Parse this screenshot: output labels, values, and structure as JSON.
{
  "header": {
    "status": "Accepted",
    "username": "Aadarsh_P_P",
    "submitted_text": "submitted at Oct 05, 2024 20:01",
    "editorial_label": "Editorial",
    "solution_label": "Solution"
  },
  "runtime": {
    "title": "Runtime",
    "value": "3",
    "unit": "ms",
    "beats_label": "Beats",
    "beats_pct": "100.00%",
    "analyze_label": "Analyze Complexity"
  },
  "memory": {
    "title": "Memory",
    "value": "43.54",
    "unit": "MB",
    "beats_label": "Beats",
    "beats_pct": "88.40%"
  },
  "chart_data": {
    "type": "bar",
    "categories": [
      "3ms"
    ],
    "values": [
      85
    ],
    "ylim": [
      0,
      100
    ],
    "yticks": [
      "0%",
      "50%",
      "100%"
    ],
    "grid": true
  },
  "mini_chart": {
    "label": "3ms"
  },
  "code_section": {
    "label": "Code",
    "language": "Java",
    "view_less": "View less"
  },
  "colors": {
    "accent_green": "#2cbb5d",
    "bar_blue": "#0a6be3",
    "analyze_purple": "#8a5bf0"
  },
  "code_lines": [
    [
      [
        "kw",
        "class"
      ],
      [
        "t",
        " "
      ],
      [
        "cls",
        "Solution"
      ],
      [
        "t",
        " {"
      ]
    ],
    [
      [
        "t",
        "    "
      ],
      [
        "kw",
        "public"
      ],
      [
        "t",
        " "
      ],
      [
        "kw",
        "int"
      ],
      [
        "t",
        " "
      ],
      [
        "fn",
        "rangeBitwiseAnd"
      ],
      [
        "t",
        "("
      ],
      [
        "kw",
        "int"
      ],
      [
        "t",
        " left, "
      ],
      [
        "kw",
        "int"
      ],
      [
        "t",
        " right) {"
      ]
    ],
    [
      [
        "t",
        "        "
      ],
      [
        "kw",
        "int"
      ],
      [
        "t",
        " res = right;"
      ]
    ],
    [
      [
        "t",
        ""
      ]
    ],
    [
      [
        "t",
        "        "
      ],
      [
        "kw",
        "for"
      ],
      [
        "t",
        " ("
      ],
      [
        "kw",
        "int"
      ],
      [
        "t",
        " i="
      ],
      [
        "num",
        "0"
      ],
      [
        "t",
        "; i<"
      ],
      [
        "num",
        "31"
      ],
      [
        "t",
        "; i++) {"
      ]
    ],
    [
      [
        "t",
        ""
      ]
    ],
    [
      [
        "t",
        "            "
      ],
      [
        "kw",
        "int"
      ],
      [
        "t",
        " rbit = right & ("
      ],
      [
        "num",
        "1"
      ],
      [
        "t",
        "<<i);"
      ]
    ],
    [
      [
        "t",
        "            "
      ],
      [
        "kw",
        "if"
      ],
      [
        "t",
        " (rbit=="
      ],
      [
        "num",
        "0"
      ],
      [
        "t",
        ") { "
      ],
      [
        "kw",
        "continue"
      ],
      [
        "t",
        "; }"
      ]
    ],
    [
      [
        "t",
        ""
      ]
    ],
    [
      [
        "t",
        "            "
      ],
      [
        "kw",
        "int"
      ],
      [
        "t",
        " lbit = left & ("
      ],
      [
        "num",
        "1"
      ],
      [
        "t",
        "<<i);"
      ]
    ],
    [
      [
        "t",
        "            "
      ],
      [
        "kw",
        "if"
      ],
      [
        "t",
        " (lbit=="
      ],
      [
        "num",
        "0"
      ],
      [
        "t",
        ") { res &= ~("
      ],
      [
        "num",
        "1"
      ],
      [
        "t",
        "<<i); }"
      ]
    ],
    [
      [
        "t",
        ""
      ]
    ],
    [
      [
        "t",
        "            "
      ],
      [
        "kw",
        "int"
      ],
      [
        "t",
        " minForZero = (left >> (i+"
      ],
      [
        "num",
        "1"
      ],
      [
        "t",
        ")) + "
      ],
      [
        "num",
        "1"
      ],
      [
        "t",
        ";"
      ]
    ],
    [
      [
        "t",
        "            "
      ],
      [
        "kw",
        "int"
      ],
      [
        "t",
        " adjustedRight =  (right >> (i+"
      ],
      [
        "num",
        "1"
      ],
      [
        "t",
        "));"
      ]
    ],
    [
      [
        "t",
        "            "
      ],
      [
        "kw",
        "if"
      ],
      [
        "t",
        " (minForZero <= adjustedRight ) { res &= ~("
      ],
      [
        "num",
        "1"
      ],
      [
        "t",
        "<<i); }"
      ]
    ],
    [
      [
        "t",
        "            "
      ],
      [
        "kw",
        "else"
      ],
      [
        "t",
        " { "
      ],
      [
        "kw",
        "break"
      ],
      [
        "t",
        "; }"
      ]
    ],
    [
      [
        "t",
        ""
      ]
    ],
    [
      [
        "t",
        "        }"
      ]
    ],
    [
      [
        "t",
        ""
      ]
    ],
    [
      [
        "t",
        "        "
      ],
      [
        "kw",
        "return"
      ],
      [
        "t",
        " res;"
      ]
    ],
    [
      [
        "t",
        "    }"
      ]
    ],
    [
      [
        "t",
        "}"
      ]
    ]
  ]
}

» DIRECTION
Your task is to collect every line above that contains the word "minForZero".

» ANSWER FOR THE TASK
        " minForZero = (left >> (i+"
        " (minForZero <= adjustedRight ) { res &= ~("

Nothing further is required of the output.